» **Text under study**:
——————————

`Give me radio I can go out and watch'

Live Radio, mmmmmm. Nah, I'm not talking about mere Marian chat or FM104 phone-in, 5 Live football or RTE rugger

Live Radio, mmmmmm. Nah, I'm not talking about mere Marian chat or FM104 phone-in, 5 Live football or RTE rugger. I'm not even referring to the joy of hearing Donal Dineen weaving his way through a night's music. To get the drool dripping down this page nowadays, you've got to give me radio I can go out and watch. Happily, I've been able to gorge myself in recent months, from lectures to plays to variety shows to the combination of the three that was Prairie Home Companion on tour.

This week, I was denied the option of following Richard Crowley to Israel, so I couldn't add a visual veneer to his excellent Morning Ireland reports on the Israeli election (RTE Radio 1, Monday to Friday). Some listeners might have been surprised to hear such time and resources devoted to a foregone conclusion; unfortunately, the attention can probably be attributed to a journalistic gamble that the coming of Sharon represents a grim turning point - call it Apocalypse Soon. If the Middle East is heading for what will doubtless be called "conflagration", RTE wants to be able to say: we were there.

——————————

» **Raw data**:
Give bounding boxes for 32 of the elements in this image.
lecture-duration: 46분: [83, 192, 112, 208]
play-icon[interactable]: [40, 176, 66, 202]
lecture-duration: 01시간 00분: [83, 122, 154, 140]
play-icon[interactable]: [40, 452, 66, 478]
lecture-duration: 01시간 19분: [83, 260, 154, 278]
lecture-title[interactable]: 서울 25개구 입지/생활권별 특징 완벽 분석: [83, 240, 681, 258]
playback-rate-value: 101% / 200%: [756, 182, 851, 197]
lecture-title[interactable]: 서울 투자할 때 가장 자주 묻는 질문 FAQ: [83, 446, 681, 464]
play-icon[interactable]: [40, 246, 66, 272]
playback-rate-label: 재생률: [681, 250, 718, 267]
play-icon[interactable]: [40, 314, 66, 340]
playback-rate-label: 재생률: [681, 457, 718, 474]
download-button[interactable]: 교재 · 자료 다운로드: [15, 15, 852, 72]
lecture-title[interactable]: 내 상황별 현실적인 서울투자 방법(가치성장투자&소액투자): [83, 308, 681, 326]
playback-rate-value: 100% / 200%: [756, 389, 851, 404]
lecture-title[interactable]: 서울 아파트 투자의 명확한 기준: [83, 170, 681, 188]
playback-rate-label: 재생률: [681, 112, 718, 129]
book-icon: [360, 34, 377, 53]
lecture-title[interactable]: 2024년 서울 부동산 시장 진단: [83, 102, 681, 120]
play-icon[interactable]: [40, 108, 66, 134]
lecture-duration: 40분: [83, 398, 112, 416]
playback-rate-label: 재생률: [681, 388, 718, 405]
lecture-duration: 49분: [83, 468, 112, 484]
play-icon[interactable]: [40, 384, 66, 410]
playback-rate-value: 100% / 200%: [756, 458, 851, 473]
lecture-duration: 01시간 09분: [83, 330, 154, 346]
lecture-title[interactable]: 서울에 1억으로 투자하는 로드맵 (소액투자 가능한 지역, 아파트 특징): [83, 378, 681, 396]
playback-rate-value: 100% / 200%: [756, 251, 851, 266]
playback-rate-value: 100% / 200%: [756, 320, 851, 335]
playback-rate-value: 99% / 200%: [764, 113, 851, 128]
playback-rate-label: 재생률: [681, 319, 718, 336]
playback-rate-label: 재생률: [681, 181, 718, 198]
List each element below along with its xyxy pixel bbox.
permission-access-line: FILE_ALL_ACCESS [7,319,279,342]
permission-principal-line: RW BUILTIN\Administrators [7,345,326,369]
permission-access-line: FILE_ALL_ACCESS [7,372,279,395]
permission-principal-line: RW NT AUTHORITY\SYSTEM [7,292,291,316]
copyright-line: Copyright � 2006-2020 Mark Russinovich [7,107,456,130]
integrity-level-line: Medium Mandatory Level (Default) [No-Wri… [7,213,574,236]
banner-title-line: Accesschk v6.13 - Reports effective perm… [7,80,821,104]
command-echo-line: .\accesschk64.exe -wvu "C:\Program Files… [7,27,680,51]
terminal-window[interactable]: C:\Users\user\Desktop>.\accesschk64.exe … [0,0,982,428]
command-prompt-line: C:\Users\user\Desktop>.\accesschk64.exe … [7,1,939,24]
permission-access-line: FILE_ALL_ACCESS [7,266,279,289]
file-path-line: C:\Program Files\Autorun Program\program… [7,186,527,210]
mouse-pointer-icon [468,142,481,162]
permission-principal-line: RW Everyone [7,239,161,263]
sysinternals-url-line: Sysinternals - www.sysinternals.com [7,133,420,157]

——————————

» **Set of tasks**:
1 – Translate into Spanish this sentence from the radio column: "I'm not even referring to the joy of hearing Donal Dineen weaving his way through a night's music."
2 – Condense the paragraph of the radio column beginning "This week, I was denied" into two or three sentences, keeping its main facts.

» **Results in order**:
1 – Ni siquiera me refiero al placer de escuchar a Donal Dineen abriéndose paso a lo largo de una noche de música.

2 – Unable to follow Richard Crowley to Israel, the writer could only listen to his excellent Morning Ireland reports on the Israeli election (RTE Radio 1, Monday to Friday). Such coverage of a foregone conclusion may have surprised some listeners, but it likely reflects a journalistic gamble that Sharon's arrival marks a grim turning point. If the Middle East is heading for "conflagration", RTE wants to be able to say it was there.